#### [Given instruction]
What you return should match every record exactly, with the images removed.

#### [Material to process]
* * * * *

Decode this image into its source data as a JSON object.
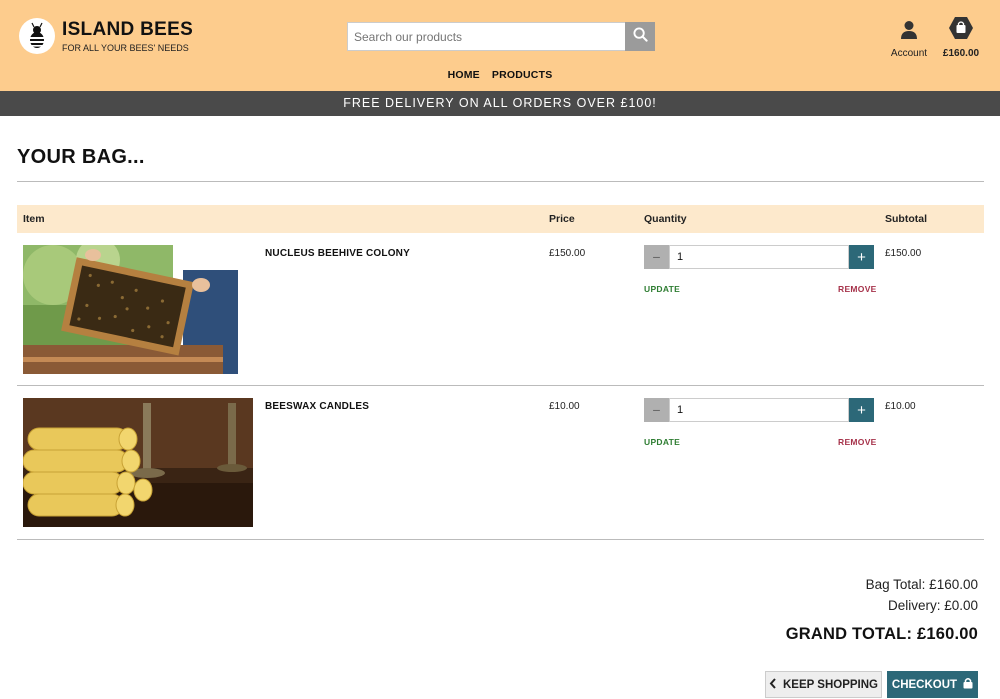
{
  "brand": {
    "title": "ISLAND BEES",
    "tagline": "FOR ALL YOUR BEES' NEEDS"
  },
  "search": {
    "placeholder": "Search our products",
    "icon": "search-icon"
  },
  "account": {
    "label": "Account",
    "icon": "user-icon"
  },
  "bag": {
    "total": "£160.00",
    "icon": "shopping-bag-icon"
  },
  "nav": {
    "home": "HOME",
    "products": "PRODUCTS"
  },
  "banner": {
    "text": "FREE DELIVERY ON ALL ORDERS OVER £100!"
  },
  "page": {
    "title": "YOUR BAG..."
  },
  "table": {
    "headers": {
      "item": "Item",
      "price": "Price",
      "quantity": "Quantity",
      "subtotal": "Subtotal"
    },
    "rows": [
      {
        "name": "NUCLEUS BEEHIVE COLONY",
        "price": "£150.00",
        "quantity": "1",
        "subtotal": "£150.00",
        "update": "UPDATE",
        "remove": "REMOVE",
        "image": "beekeeper-frame-photo"
      },
      {
        "name": "BEESWAX CANDLES",
        "price": "£10.00",
        "quantity": "1",
        "subtotal": "£10.00",
        "update": "UPDATE",
        "remove": "REMOVE",
        "image": "beeswax-candles-photo"
      }
    ]
  },
  "totals": {
    "bag_total": "Bag Total: £160.00",
    "delivery": "Delivery: £0.00",
    "grand_total": "GRAND TOTAL: £160.00"
  },
  "buttons": {
    "keep_shopping": "KEEP SHOPPING",
    "checkout": "CHECKOUT"
  },
  "colors": {
    "header_bg": "#fdcc8d",
    "banner_bg": "#4a4a4a",
    "table_header_bg": "#fde9cc",
    "accent": "#2c6878",
    "update": "#2e7d32",
    "remove": "#a6324a"
  }
}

* * * * *

#### [Answer]
Decode this image into its source data as a JSON object.
{
  "brand": {
    "title": "ISLAND BEES",
    "tagline": "FOR ALL YOUR BEES' NEEDS"
  },
  "search": {
    "placeholder": "Search our products",
    "icon": "search-icon"
  },
  "account": {
    "label": "Account",
    "icon": "user-icon"
  },
  "bag": {
    "total": "£160.00",
    "icon": "shopping-bag-icon"
  },
  "nav": {
    "home": "HOME",
    "products": "PRODUCTS"
  },
  "banner": {
    "text": "FREE DELIVERY ON ALL ORDERS OVER £100!"
  },
  "page": {
    "title": "YOUR BAG..."
  },
  "table": {
    "headers": {
      "item": "Item",
      "price": "Price",
      "quantity": "Quantity",
      "subtotal": "Subtotal"
    },
    "rows": [
      {
        "name": "NUCLEUS BEEHIVE COLONY",
        "price": "£150.00",
        "quantity": "1",
        "subtotal": "£150.00",
        "update": "UPDATE",
        "remove": "REMOVE",
        "image": "beekeeper-frame-photo"
      },
      {
        "name": "BEESWAX CANDLES",
        "price": "£10.00",
        "quantity": "1",
        "subtotal": "£10.00",
        "update": "UPDATE",
        "remove": "REMOVE",
        "image": "beeswax-candles-photo"
      }
    ]
  },
  "totals": {
    "bag_total": "Bag Total: £160.00",
    "delivery": "Delivery: £0.00",
    "grand_total": "GRAND TOTAL: £160.00"
  },
  "buttons": {
    "keep_shopping": "KEEP SHOPPING",
    "checkout": "CHECKOUT"
  },
  "colors": {
    "header_bg": "#fdcc8d",
    "banner_bg": "#4a4a4a",
    "table_header_bg": "#fde9cc",
    "accent": "#2c6878",
    "update": "#2e7d32",
    "remove": "#a6324a"
  }
}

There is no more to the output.